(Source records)
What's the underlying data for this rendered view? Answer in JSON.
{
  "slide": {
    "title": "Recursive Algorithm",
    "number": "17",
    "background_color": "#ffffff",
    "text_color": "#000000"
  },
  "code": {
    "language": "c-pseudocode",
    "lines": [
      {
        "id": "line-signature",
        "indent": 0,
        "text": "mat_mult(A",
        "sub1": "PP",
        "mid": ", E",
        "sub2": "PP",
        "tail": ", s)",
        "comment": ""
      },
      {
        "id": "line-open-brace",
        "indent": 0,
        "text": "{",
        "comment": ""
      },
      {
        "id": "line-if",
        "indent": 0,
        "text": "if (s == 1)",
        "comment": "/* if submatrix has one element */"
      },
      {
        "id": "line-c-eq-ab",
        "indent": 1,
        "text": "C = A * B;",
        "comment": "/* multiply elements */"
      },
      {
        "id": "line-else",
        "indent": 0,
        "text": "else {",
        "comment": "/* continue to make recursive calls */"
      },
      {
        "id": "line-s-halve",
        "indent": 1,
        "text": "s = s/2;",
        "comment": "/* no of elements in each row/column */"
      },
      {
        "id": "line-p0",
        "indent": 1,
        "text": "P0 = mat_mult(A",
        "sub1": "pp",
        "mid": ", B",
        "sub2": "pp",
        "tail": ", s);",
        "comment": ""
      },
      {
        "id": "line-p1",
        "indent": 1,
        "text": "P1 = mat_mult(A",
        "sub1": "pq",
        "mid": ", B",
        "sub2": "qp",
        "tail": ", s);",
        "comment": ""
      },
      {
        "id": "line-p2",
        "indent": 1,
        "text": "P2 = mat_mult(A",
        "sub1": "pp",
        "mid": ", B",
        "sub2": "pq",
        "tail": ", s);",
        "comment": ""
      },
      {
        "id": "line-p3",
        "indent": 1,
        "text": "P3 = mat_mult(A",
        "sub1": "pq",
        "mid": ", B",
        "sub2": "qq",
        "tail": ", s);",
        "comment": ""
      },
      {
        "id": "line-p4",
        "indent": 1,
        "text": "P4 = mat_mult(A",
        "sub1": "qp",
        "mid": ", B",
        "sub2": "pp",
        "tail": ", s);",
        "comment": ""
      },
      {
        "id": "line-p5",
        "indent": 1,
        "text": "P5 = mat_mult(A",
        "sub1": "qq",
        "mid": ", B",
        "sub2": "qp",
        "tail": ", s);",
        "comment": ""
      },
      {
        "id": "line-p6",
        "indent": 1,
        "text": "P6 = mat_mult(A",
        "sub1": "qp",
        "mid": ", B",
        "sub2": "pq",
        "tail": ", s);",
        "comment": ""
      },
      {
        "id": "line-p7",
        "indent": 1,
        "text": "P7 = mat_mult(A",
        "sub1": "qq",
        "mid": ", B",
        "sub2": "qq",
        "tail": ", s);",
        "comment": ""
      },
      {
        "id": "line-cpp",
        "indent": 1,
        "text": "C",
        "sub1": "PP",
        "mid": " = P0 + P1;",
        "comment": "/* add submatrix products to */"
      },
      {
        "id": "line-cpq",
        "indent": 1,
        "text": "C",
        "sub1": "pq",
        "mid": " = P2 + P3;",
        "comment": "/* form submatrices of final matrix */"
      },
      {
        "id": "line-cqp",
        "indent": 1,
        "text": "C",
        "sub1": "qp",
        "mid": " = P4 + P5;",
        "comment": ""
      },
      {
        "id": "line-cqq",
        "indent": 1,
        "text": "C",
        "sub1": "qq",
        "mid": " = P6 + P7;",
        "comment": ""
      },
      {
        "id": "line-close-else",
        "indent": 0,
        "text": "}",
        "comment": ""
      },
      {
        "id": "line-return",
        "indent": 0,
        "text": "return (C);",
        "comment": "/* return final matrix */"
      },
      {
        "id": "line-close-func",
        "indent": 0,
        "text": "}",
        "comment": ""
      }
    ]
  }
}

## [Exercise details]
Copy all the records above exactly, missing none.

## [Solution to this problem]
What's the underlying data for this rendered view? Answer in JSON.
{
  "slide": {
    "title": "Recursive Algorithm",
    "number": "17",
    "background_color": "#ffffff",
    "text_color": "#000000"
  },
  "code": {
    "language": "c-pseudocode",
    "lines": [
      {
        "id": "line-signature",
        "indent": 0,
        "text": "mat_mult(A",
        "sub1": "PP",
        "mid": ", E",
        "sub2": "PP",
        "tail": ", s)",
        "comment": ""
      },
      {
        "id": "line-open-brace",
        "indent": 0,
        "text": "{",
        "comment": ""
      },
      {
        "id": "line-if",
        "indent": 0,
        "text": "if (s == 1)",
        "comment": "/* if submatrix has one element */"
      },
      {
        "id": "line-c-eq-ab",
        "indent": 1,
        "text": "C = A * B;",
        "comment": "/* multiply elements */"
      },
      {
        "id": "line-else",
        "indent": 0,
        "text": "else {",
        "comment": "/* continue to make recursive calls */"
      },
      {
        "id": "line-s-halve",
        "indent": 1,
        "text": "s = s/2;",
        "comment": "/* no of elements in each row/column */"
      },
      {
        "id": "line-p0",
        "indent": 1,
        "text": "P0 = mat_mult(A",
        "sub1": "pp",
        "mid": ", B",
        "sub2": "pp",
        "tail": ", s);",
        "comment": ""
      },
      {
        "id": "line-p1",
        "indent": 1,
        "text": "P1 = mat_mult(A",
        "sub1": "pq",
        "mid": ", B",
        "sub2": "qp",
        "tail": ", s);",
        "comment": ""
      },
      {
        "id": "line-p2",
        "indent": 1,
        "text": "P2 = mat_mult(A",
        "sub1": "pp",
        "mid": ", B",
        "sub2": "pq",
        "tail": ", s);",
        "comment": ""
      },
      {
        "id": "line-p3",
        "indent": 1,
        "text": "P3 = mat_mult(A",
        "sub1": "pq",
        "mid": ", B",
        "sub2": "qq",
        "tail": ", s);",
        "comment": ""
      },
      {
        "id": "line-p4",
        "indent": 1,
        "text": "P4 = mat_mult(A",
        "sub1": "qp",
        "mid": ", B",
        "sub2": "pp",
        "tail": ", s);",
        "comment": ""
      },
      {
        "id": "line-p5",
        "indent": 1,
        "text": "P5 = mat_mult(A",
        "sub1": "qq",
        "mid": ", B",
        "sub2": "qp",
        "tail": ", s);",
        "comment": ""
      },
      {
        "id": "line-p6",
        "indent": 1,
        "text": "P6 = mat_mult(A",
        "sub1": "qp",
        "mid": ", B",
        "sub2": "pq",
        "tail": ", s);",
        "comment": ""
      },
      {
        "id": "line-p7",
        "indent": 1,
        "text": "P7 = mat_mult(A",
        "sub1": "qq",
        "mid": ", B",
        "sub2": "qq",
        "tail": ", s);",
        "comment": ""
      },
      {
        "id": "line-cpp",
        "indent": 1,
        "text": "C",
        "sub1": "PP",
        "mid": " = P0 + P1;",
        "comment": "/* add submatrix products to */"
      },
      {
        "id": "line-cpq",
        "indent": 1,
        "text": "C",
        "sub1": "pq",
        "mid": " = P2 + P3;",
        "comment": "/* form submatrices of final matrix */"
      },
      {
        "id": "line-cqp",
        "indent": 1,
        "text": "C",
        "sub1": "qp",
        "mid": " = P4 + P5;",
        "comment": ""
      },
      {
        "id": "line-cqq",
        "indent": 1,
        "text": "C",
        "sub1": "qq",
        "mid": " = P6 + P7;",
        "comment": ""
      },
      {
        "id": "line-close-else",
        "indent": 0,
        "text": "}",
        "comment": ""
      },
      {
        "id": "line-return",
        "indent": 0,
        "text": "return (C);",
        "comment": "/* return final matrix */"
      },
      {
        "id": "line-close-func",
        "indent": 0,
        "text": "}",
        "comment": ""
      }
    ]
  }
}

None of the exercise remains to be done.